-------- SUPPLIED RECORDS
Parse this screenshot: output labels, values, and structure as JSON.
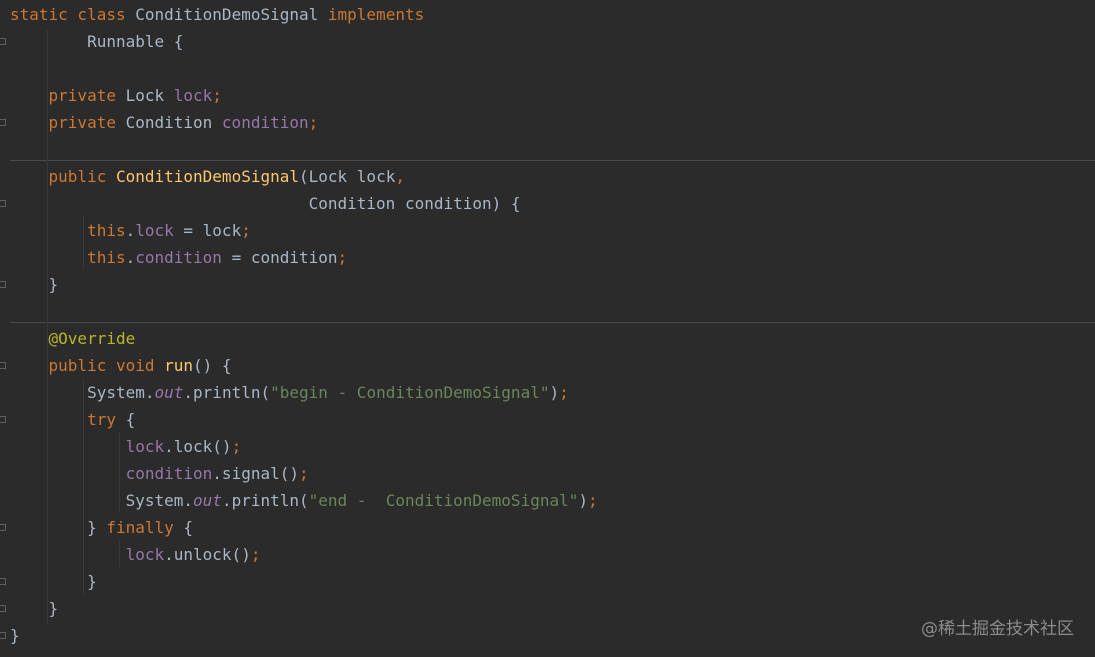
{
  "colors": {
    "background": "#2b2b2b",
    "keyword": "#cc7832",
    "method": "#ffc66d",
    "field": "#9876aa",
    "string": "#6a8759",
    "annotation": "#bbb529",
    "plain": "#a9b7c6"
  },
  "code": {
    "lines": [
      [
        {
          "t": "static class ",
          "c": "kw"
        },
        {
          "t": "ConditionDemoSignal ",
          "c": "pl"
        },
        {
          "t": "implements",
          "c": "kw"
        }
      ],
      [
        {
          "t": "        Runnable {",
          "c": "pl"
        }
      ],
      [],
      [
        {
          "t": "    private ",
          "c": "kw"
        },
        {
          "t": "Lock ",
          "c": "pl"
        },
        {
          "t": "lock",
          "c": "fld"
        },
        {
          "t": ";",
          "c": "pn"
        }
      ],
      [
        {
          "t": "    private ",
          "c": "kw"
        },
        {
          "t": "Condition ",
          "c": "pl"
        },
        {
          "t": "condition",
          "c": "fld"
        },
        {
          "t": ";",
          "c": "pn"
        }
      ],
      [],
      [
        {
          "t": "    public ",
          "c": "kw"
        },
        {
          "t": "ConditionDemoSignal",
          "c": "fn"
        },
        {
          "t": "(Lock lock",
          "c": "pl"
        },
        {
          "t": ",",
          "c": "pn"
        }
      ],
      [
        {
          "t": "                               Condition condition) {",
          "c": "pl"
        }
      ],
      [
        {
          "t": "        this",
          "c": "kw"
        },
        {
          "t": ".",
          "c": "pl"
        },
        {
          "t": "lock",
          "c": "fld"
        },
        {
          "t": " = lock",
          "c": "pl"
        },
        {
          "t": ";",
          "c": "pn"
        }
      ],
      [
        {
          "t": "        this",
          "c": "kw"
        },
        {
          "t": ".",
          "c": "pl"
        },
        {
          "t": "condition",
          "c": "fld"
        },
        {
          "t": " = condition",
          "c": "pl"
        },
        {
          "t": ";",
          "c": "pn"
        }
      ],
      [
        {
          "t": "    }",
          "c": "pl"
        }
      ],
      [],
      [
        {
          "t": "    @Override",
          "c": "ann"
        }
      ],
      [
        {
          "t": "    public void ",
          "c": "kw"
        },
        {
          "t": "run",
          "c": "fn"
        },
        {
          "t": "() {",
          "c": "pl"
        }
      ],
      [
        {
          "t": "        System.",
          "c": "pl"
        },
        {
          "t": "out",
          "c": "sfld"
        },
        {
          "t": ".println(",
          "c": "pl"
        },
        {
          "t": "\"begin - ConditionDemoSignal\"",
          "c": "str"
        },
        {
          "t": ")",
          "c": "pl"
        },
        {
          "t": ";",
          "c": "pn"
        }
      ],
      [
        {
          "t": "        try ",
          "c": "kw"
        },
        {
          "t": "{",
          "c": "pl"
        }
      ],
      [
        {
          "t": "            lock",
          "c": "fld"
        },
        {
          "t": ".lock()",
          "c": "pl"
        },
        {
          "t": ";",
          "c": "pn"
        }
      ],
      [
        {
          "t": "            condition",
          "c": "fld"
        },
        {
          "t": ".signal()",
          "c": "pl"
        },
        {
          "t": ";",
          "c": "pn"
        }
      ],
      [
        {
          "t": "            System.",
          "c": "pl"
        },
        {
          "t": "out",
          "c": "sfld"
        },
        {
          "t": ".println(",
          "c": "pl"
        },
        {
          "t": "\"end -  ConditionDemoSignal\"",
          "c": "str"
        },
        {
          "t": ")",
          "c": "pl"
        },
        {
          "t": ";",
          "c": "pn"
        }
      ],
      [
        {
          "t": "        } ",
          "c": "pl"
        },
        {
          "t": "finally ",
          "c": "kw"
        },
        {
          "t": "{",
          "c": "pl"
        }
      ],
      [
        {
          "t": "            lock",
          "c": "fld"
        },
        {
          "t": ".unlock()",
          "c": "pl"
        },
        {
          "t": ";",
          "c": "pn"
        }
      ],
      [
        {
          "t": "        }",
          "c": "pl"
        }
      ],
      [
        {
          "t": "    }",
          "c": "pl"
        }
      ],
      [
        {
          "t": "}",
          "c": "pl"
        }
      ]
    ]
  },
  "watermark": {
    "text": "@稀土掘金技术社区"
  }
}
----------------
- GIVEN TASK: Repeat the records above verbatim, with no pictures in the result.

- CORRECT RESPONSE:
Parse this screenshot: output labels, values, and structure as JSON.
{
  "colors": {
    "background": "#2b2b2b",
    "keyword": "#cc7832",
    "method": "#ffc66d",
    "field": "#9876aa",
    "string": "#6a8759",
    "annotation": "#bbb529",
    "plain": "#a9b7c6"
  },
  "code": {
    "lines": [
      [
        {
          "t": "static class ",
          "c": "kw"
        },
        {
          "t": "ConditionDemoSignal ",
          "c": "pl"
        },
        {
          "t": "implements",
          "c": "kw"
        }
      ],
      [
        {
          "t": "        Runnable {",
          "c": "pl"
        }
      ],
      [],
      [
        {
          "t": "    private ",
          "c": "kw"
        },
        {
          "t": "Lock ",
          "c": "pl"
        },
        {
          "t": "lock",
          "c": "fld"
        },
        {
          "t": ";",
          "c": "pn"
        }
      ],
      [
        {
          "t": "    private ",
          "c": "kw"
        },
        {
          "t": "Condition ",
          "c": "pl"
        },
        {
          "t": "condition",
          "c": "fld"
        },
        {
          "t": ";",
          "c": "pn"
        }
      ],
      [],
      [
        {
          "t": "    public ",
          "c": "kw"
        },
        {
          "t": "ConditionDemoSignal",
          "c": "fn"
        },
        {
          "t": "(Lock lock",
          "c": "pl"
        },
        {
          "t": ",",
          "c": "pn"
        }
      ],
      [
        {
          "t": "                               Condition condition) {",
          "c": "pl"
        }
      ],
      [
        {
          "t": "        this",
          "c": "kw"
        },
        {
          "t": ".",
          "c": "pl"
        },
        {
          "t": "lock",
          "c": "fld"
        },
        {
          "t": " = lock",
          "c": "pl"
        },
        {
          "t": ";",
          "c": "pn"
        }
      ],
      [
        {
          "t": "        this",
          "c": "kw"
        },
        {
          "t": ".",
          "c": "pl"
        },
        {
          "t": "condition",
          "c": "fld"
        },
        {
          "t": " = condition",
          "c": "pl"
        },
        {
          "t": ";",
          "c": "pn"
        }
      ],
      [
        {
          "t": "    }",
          "c": "pl"
        }
      ],
      [],
      [
        {
          "t": "    @Override",
          "c": "ann"
        }
      ],
      [
        {
          "t": "    public void ",
          "c": "kw"
        },
        {
          "t": "run",
          "c": "fn"
        },
        {
          "t": "() {",
          "c": "pl"
        }
      ],
      [
        {
          "t": "        System.",
          "c": "pl"
        },
        {
          "t": "out",
          "c": "sfld"
        },
        {
          "t": ".println(",
          "c": "pl"
        },
        {
          "t": "\"begin - ConditionDemoSignal\"",
          "c": "str"
        },
        {
          "t": ")",
          "c": "pl"
        },
        {
          "t": ";",
          "c": "pn"
        }
      ],
      [
        {
          "t": "        try ",
          "c": "kw"
        },
        {
          "t": "{",
          "c": "pl"
        }
      ],
      [
        {
          "t": "            lock",
          "c": "fld"
        },
        {
          "t": ".lock()",
          "c": "pl"
        },
        {
          "t": ";",
          "c": "pn"
        }
      ],
      [
        {
          "t": "            condition",
          "c": "fld"
        },
        {
          "t": ".signal()",
          "c": "pl"
        },
        {
          "t": ";",
          "c": "pn"
        }
      ],
      [
        {
          "t": "            System.",
          "c": "pl"
        },
        {
          "t": "out",
          "c": "sfld"
        },
        {
          "t": ".println(",
          "c": "pl"
        },
        {
          "t": "\"end -  ConditionDemoSignal\"",
          "c": "str"
        },
        {
          "t": ")",
          "c": "pl"
        },
        {
          "t": ";",
          "c": "pn"
        }
      ],
      [
        {
          "t": "        } ",
          "c": "pl"
        },
        {
          "t": "finally ",
          "c": "kw"
        },
        {
          "t": "{",
          "c": "pl"
        }
      ],
      [
        {
          "t": "            lock",
          "c": "fld"
        },
        {
          "t": ".unlock()",
          "c": "pl"
        },
        {
          "t": ";",
          "c": "pn"
        }
      ],
      [
        {
          "t": "        }",
          "c": "pl"
        }
      ],
      [
        {
          "t": "    }",
          "c": "pl"
        }
      ],
      [
        {
          "t": "}",
          "c": "pl"
        }
      ]
    ]
  },
  "watermark": {
    "text": "@稀土掘金技术社区"
  }
}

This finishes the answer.